__WRITTEN INSTRUCTION 1__
Duplicate the listing below word for word, from its first line through the line containing "update-toc-button[interactable]: 更新目录 <box>52", with both of those lines included.

__SOURCE DOCUMENT__
Updated: Jul 29, 2020


Written by: Dave Tauscher

The Lawrence Arms are BACK! After 6 years, following up their 2014 release Metropole they are coming back stronger than ever with their newest LP Skeleton Coast. The album has been preceded by a podcast aptly titled Road to the Skeleton Coast diving into vocalist/bassist Brendan Kelly’s entire discography leading up to this new release.

In terms of musicianship, The Lawrence Arms have always been a very tight band and this album proves they still got it even after their break. On past albums starting with Oh, Calcutta Chris & Brendan started trading off vocal duties on each other’s songs or sharing verses rather than having their own dedicated track. This LP finds them going back to form with each vocalist on their own respective tracks.

The album opens with Quiet Storm, guitarist/vocalist Chris McCaughan starts off as fairly somber and introspective but picks up the pace within the first verse. The band comes in with a bang and keep you hooked until the end of its 2:07 run. Sonically, this song feels fairly uplifting but once you listen to the lyrics upon multiple playthroughs you find it’s anything but. Quiet Storm sets the tone for an album that is thematically dark and very reflective of the times we currently find ourselves in today.

Next up we have PTA, a Brendan track that pulls no punches. It’s fast, hits hard and catches you with its abrasive lyrics and harsh imagery. This song as stated by Brendan is about finding love where you find it, losing love where it drops off whether it be friendships or family. This song was inspired by the film Planes, Trains and Automobiles (PTA)

The album cruises right along painting a vivid picture of the Skeleton Coast filled with stray dogs, wild foxes, whales & other scavenger animals on this desolate beach shore/outpost. Scattered throughout the ends of a handful of tracks you’ll hear various cries and howls that in a way, call back to the album art. It’s a shipwreck that slightly resembles a whale carcass. Amidst the wreck you see trash, debris, TLA logo hidden in there as well as two scrawny foxes. I like to think that one of the foxes is calling to the other within this album.

__WRITTEN INSTRUCTION 2__
Set down the part of the album review above between "Next up we have" and "and Automobiles (PTA)", inclusive, word for word.

__SUPPLIED RECORDS__
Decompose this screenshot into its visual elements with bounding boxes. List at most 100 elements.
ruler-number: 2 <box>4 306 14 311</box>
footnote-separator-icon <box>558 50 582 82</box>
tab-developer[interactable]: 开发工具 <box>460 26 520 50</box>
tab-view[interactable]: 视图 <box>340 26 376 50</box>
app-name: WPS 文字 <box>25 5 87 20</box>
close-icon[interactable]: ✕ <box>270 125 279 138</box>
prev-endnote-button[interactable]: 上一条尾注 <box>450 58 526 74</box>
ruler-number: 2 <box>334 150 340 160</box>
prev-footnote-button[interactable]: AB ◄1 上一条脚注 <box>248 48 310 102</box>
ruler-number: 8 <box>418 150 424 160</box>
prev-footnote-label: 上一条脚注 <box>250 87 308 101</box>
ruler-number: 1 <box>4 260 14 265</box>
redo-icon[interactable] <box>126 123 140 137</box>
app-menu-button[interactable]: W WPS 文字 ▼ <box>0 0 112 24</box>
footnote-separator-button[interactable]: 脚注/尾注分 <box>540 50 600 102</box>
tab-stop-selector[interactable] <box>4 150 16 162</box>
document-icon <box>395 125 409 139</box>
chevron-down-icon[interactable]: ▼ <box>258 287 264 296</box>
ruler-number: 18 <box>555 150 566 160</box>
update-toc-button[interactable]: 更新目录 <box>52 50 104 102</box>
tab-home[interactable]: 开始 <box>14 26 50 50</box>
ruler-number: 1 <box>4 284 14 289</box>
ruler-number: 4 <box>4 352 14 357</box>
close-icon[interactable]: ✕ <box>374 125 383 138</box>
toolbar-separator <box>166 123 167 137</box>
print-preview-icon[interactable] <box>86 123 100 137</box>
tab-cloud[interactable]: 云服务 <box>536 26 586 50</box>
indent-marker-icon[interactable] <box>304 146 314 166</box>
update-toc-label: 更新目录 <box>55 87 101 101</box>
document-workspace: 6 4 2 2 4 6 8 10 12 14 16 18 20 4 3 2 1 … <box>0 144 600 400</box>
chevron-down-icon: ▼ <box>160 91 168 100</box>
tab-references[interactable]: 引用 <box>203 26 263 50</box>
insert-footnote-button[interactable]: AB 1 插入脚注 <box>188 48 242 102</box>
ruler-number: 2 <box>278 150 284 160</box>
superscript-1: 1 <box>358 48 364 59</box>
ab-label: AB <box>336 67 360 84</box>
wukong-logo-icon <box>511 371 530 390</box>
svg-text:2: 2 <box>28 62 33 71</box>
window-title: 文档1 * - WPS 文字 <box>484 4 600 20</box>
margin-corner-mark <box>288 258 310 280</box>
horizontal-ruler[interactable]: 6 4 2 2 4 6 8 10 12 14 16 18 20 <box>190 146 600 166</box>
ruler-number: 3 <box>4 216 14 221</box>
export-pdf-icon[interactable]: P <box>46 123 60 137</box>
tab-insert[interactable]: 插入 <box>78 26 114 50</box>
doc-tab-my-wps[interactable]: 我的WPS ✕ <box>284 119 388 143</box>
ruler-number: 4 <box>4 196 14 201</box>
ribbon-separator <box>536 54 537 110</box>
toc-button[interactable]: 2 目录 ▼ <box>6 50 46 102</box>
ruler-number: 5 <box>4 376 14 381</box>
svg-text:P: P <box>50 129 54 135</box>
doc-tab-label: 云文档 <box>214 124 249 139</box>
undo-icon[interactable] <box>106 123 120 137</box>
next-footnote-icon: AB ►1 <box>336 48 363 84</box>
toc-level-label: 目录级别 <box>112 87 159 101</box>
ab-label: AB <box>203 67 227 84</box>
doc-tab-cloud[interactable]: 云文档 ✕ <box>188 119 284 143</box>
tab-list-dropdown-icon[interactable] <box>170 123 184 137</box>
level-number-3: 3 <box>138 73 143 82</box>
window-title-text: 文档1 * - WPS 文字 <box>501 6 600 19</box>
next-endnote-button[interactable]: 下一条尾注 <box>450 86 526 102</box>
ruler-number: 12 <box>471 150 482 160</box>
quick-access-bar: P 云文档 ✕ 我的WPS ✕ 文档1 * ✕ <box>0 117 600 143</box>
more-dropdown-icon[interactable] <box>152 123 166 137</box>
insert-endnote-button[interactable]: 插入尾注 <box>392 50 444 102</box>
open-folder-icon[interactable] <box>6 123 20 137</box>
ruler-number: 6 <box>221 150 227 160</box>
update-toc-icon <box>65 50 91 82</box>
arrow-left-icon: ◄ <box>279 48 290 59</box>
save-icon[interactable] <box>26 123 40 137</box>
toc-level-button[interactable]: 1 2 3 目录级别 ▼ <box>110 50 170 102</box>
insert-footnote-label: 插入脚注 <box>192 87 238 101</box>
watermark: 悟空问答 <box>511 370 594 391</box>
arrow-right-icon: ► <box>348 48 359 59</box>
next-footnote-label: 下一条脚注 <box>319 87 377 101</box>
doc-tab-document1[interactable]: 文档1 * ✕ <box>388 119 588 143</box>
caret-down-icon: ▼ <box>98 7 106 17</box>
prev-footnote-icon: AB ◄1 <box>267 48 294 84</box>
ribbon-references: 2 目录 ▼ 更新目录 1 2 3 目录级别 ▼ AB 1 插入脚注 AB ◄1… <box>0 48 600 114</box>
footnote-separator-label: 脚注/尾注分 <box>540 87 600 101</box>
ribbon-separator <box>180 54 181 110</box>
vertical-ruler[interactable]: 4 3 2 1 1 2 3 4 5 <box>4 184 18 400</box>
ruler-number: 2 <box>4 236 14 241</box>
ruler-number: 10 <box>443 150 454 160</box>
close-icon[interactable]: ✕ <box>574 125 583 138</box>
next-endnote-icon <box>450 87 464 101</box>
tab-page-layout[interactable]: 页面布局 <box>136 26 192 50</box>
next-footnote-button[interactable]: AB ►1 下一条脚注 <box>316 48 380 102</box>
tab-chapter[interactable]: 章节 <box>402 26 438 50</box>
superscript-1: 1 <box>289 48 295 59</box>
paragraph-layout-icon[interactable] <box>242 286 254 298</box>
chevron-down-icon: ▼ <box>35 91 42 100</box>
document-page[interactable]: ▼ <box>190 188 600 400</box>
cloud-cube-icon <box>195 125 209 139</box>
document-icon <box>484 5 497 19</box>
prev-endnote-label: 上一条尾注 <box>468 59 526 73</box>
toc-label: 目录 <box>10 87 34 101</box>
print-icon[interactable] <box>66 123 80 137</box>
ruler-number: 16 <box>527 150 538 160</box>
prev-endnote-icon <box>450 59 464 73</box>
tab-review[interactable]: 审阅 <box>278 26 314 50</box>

__CORRECT RESULT 1__
Decompose this screenshot into its visual elements with bounding boxes. List at most 100 elements.
ruler-number: 2 <box>4 306 14 311</box>
footnote-separator-icon <box>558 50 582 82</box>
tab-developer[interactable]: 开发工具 <box>460 26 520 50</box>
tab-view[interactable]: 视图 <box>340 26 376 50</box>
app-name: WPS 文字 <box>25 5 87 20</box>
close-icon[interactable]: ✕ <box>270 125 279 138</box>
prev-endnote-button[interactable]: 上一条尾注 <box>450 58 526 74</box>
ruler-number: 2 <box>334 150 340 160</box>
prev-footnote-button[interactable]: AB ◄1 上一条脚注 <box>248 48 310 102</box>
ruler-number: 8 <box>418 150 424 160</box>
prev-footnote-label: 上一条脚注 <box>250 87 308 101</box>
ruler-number: 1 <box>4 260 14 265</box>
redo-icon[interactable] <box>126 123 140 137</box>
app-menu-button[interactable]: W WPS 文字 ▼ <box>0 0 112 24</box>
footnote-separator-button[interactable]: 脚注/尾注分 <box>540 50 600 102</box>
tab-stop-selector[interactable] <box>4 150 16 162</box>
document-icon <box>395 125 409 139</box>
chevron-down-icon[interactable]: ▼ <box>258 287 264 296</box>
ruler-number: 18 <box>555 150 566 160</box>
update-toc-button[interactable]: 更新目录 <box>52 50 104 102</box>

__CORRECT RESULT 2__
Next up we have PTA, a Brendan track that pulls no punches. It’s fast, hits hard and catches you with its abrasive lyrics and harsh imagery. This song as stated by Brendan is about finding love where you find it, losing love where it drops off whether it be friendships or family. This song was inspired by the film Planes, Trains and Automobiles (PTA)